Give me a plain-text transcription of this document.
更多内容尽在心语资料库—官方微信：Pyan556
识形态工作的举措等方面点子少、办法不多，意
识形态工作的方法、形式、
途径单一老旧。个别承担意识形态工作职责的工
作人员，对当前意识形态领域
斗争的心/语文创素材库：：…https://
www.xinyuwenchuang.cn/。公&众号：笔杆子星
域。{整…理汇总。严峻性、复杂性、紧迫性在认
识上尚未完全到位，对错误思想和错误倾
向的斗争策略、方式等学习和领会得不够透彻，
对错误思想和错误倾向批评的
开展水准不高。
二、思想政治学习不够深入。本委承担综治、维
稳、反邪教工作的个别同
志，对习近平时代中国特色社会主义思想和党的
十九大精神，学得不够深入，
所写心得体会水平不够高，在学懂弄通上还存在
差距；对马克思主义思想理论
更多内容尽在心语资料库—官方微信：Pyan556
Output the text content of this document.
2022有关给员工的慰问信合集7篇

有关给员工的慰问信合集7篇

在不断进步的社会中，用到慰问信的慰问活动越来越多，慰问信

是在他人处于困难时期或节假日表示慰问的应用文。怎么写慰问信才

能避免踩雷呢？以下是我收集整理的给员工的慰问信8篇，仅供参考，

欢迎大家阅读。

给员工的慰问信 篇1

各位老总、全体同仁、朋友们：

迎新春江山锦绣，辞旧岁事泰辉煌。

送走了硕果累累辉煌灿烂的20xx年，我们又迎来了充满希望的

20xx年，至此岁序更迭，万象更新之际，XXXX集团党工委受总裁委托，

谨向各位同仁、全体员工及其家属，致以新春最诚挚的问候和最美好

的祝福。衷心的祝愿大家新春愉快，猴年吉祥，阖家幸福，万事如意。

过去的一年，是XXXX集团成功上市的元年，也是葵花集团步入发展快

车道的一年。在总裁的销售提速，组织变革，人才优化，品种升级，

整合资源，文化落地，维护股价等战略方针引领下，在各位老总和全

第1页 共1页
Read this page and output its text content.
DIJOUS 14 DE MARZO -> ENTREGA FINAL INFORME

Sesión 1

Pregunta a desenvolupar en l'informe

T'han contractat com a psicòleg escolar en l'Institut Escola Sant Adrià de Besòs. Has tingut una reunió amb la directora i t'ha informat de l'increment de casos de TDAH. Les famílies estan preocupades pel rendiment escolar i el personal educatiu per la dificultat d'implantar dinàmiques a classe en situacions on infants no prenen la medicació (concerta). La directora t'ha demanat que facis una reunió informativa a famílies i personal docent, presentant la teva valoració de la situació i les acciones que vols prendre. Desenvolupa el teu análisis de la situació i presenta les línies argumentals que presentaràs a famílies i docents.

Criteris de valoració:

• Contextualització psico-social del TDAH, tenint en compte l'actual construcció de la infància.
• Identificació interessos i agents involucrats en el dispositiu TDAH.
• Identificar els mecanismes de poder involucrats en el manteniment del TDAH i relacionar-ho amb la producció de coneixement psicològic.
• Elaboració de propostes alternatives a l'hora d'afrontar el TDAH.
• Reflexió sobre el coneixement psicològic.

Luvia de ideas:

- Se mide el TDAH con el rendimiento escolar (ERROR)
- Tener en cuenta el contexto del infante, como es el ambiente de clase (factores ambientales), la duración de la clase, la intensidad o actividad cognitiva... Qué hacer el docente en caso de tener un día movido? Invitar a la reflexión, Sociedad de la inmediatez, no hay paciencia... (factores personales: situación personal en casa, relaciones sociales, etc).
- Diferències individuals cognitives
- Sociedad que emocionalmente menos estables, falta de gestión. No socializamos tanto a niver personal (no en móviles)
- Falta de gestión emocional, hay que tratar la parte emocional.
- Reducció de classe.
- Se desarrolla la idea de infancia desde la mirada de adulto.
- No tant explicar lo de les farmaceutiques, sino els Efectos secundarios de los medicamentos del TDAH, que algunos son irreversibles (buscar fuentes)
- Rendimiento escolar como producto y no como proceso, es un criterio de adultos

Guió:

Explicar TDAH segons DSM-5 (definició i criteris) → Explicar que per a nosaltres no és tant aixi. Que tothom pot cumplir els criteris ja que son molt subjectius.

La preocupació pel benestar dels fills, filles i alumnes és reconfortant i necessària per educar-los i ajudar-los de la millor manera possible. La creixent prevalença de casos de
· · · · · · ·
Exercise:
Each line in the entries above that includes the string "coneixement" should be extracted.

Full solution:
• Identificar els mecanismes de poder involucrats en el manteniment del TDAH i relacionar-ho amb la producció de coneixement psicològic.
• Reflexió sobre el coneixement psicològic.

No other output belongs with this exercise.